| Stated problem |
Set down, in full, every record in the block.

'''

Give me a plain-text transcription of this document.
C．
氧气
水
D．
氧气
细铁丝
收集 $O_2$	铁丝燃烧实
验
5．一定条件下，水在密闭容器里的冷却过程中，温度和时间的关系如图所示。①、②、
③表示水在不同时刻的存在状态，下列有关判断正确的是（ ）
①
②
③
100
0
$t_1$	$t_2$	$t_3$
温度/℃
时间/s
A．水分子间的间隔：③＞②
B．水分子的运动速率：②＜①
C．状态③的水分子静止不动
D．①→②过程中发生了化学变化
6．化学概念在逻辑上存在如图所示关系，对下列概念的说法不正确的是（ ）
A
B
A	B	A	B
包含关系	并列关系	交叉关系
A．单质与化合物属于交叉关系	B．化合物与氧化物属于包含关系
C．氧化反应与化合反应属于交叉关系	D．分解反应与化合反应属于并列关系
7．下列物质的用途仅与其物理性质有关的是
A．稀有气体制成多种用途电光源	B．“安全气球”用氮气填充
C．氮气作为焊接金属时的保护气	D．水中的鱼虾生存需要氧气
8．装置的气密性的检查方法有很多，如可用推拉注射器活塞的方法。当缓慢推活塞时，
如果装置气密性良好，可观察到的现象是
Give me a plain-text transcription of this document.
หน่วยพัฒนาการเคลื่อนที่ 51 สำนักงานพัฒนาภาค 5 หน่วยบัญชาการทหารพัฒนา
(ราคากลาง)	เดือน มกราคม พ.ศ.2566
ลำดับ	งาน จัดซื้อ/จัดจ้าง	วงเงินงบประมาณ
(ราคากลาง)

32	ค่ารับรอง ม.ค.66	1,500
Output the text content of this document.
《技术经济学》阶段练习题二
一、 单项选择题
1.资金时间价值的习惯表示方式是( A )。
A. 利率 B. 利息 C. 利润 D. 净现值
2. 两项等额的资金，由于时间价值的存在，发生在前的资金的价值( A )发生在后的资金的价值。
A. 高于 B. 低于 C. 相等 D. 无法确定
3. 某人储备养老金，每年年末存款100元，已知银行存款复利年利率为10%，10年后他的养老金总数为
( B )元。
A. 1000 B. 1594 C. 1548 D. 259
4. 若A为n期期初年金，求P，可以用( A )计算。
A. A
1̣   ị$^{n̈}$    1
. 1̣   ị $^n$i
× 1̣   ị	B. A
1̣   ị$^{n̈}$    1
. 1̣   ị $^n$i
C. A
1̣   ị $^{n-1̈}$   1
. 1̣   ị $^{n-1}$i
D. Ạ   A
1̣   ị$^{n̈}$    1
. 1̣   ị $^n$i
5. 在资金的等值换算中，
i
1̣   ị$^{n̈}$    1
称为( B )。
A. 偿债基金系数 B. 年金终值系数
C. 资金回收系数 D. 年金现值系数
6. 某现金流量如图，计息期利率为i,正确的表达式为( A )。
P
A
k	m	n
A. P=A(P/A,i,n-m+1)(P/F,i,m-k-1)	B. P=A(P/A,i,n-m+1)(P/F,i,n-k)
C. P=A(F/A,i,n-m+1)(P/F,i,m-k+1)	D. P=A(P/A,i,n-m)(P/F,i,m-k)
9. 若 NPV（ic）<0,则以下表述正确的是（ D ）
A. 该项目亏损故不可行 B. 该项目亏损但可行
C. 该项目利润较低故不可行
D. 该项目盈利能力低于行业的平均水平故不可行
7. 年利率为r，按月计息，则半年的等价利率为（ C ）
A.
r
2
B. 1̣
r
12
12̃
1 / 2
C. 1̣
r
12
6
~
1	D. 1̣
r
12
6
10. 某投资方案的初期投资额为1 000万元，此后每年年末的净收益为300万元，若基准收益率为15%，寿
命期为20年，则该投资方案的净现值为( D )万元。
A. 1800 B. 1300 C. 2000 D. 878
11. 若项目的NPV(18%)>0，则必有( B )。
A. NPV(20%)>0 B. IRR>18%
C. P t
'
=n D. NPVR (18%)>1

'''

| The response |
Give me a plain-text transcription of this document.
C．
氧气
水
D．
氧气
细铁丝
收集 $O_2$	铁丝燃烧实
验
5．一定条件下，水在密闭容器里的冷却过程中，温度和时间的关系如图所示。①、②、
③表示水在不同时刻的存在状态，下列有关判断正确的是（ ）
①
②
③
100
0
$t_1$	$t_2$	$t_3$
温度/℃
时间/s
A．水分子间的间隔：③＞②
B．水分子的运动速率：②＜①
C．状态③的水分子静止不动
D．①→②过程中发生了化学变化
6．化学概念在逻辑上存在如图所示关系，对下列概念的说法不正确的是（ ）
A
B
A	B	A	B
包含关系	并列关系	交叉关系
A．单质与化合物属于交叉关系	B．化合物与氧化物属于包含关系
C．氧化反应与化合反应属于交叉关系	D．分解反应与化合反应属于并列关系
7．下列物质的用途仅与其物理性质有关的是
A．稀有气体制成多种用途电光源	B．“安全气球”用氮气填充
C．氮气作为焊接金属时的保护气	D．水中的鱼虾生存需要氧气
8．装置的气密性的检查方法有很多，如可用推拉注射器活塞的方法。当缓慢推活塞时，
如果装置气密性良好，可观察到的现象是
Give me a plain-text transcription of this document.
หน่วยพัฒนาการเคลื่อนที่ 51 สำนักงานพัฒนาภาค 5 หน่วยบัญชาการทหารพัฒนา
(ราคากลาง)	เดือน มกราคม พ.ศ.2566
ลำดับ	งาน จัดซื้อ/จัดจ้าง	วงเงินงบประมาณ
(ราคากลาง)

32	ค่ารับรอง ม.ค.66	1,500
Output the text content of this document.
《技术经济学》阶段练习题二
一、 单项选择题
1.资金时间价值的习惯表示方式是( A )。
A. 利率 B. 利息 C. 利润 D. 净现值
2. 两项等额的资金，由于时间价值的存在，发生在前的资金的价值( A )发生在后的资金的价值。
A. 高于 B. 低于 C. 相等 D. 无法确定
3. 某人储备养老金，每年年末存款100元，已知银行存款复利年利率为10%，10年后他的养老金总数为
( B )元。
A. 1000 B. 1594 C. 1548 D. 259
4. 若A为n期期初年金，求P，可以用( A )计算。
A. A
1̣   ị$^{n̈}$    1
. 1̣   ị $^n$i
× 1̣   ị	B. A
1̣   ị$^{n̈}$    1
. 1̣   ị $^n$i
C. A
1̣   ị $^{n-1̈}$   1
. 1̣   ị $^{n-1}$i
D. Ạ   A
1̣   ị$^{n̈}$    1
. 1̣   ị $^n$i
5. 在资金的等值换算中，
i
1̣   ị$^{n̈}$    1
称为( B )。
A. 偿债基金系数 B. 年金终值系数
C. 资金回收系数 D. 年金现值系数
6. 某现金流量如图，计息期利率为i,正确的表达式为( A )。
P
A
k	m	n
A. P=A(P/A,i,n-m+1)(P/F,i,m-k-1)	B. P=A(P/A,i,n-m+1)(P/F,i,n-k)
C. P=A(F/A,i,n-m+1)(P/F,i,m-k+1)	D. P=A(P/A,i,n-m)(P/F,i,m-k)
9. 若 NPV（ic）<0,则以下表述正确的是（ D ）
A. 该项目亏损故不可行 B. 该项目亏损但可行
C. 该项目利润较低故不可行
D. 该项目盈利能力低于行业的平均水平故不可行
7. 年利率为r，按月计息，则半年的等价利率为（ C ）
A.
r
2
B. 1̣
r
12
12̃
1 / 2
C. 1̣
r
12
6
~
1	D. 1̣
r
12
6
10. 某投资方案的初期投资额为1 000万元，此后每年年末的净收益为300万元，若基准收益率为15%，寿
命期为20年，则该投资方案的净现值为( D )万元。
A. 1800 B. 1300 C. 2000 D. 878
11. 若项目的NPV(18%)>0，则必有( B )。
A. NPV(20%)>0 B. IRR>18%
C. P t
'
=n D. NPVR (18%)>1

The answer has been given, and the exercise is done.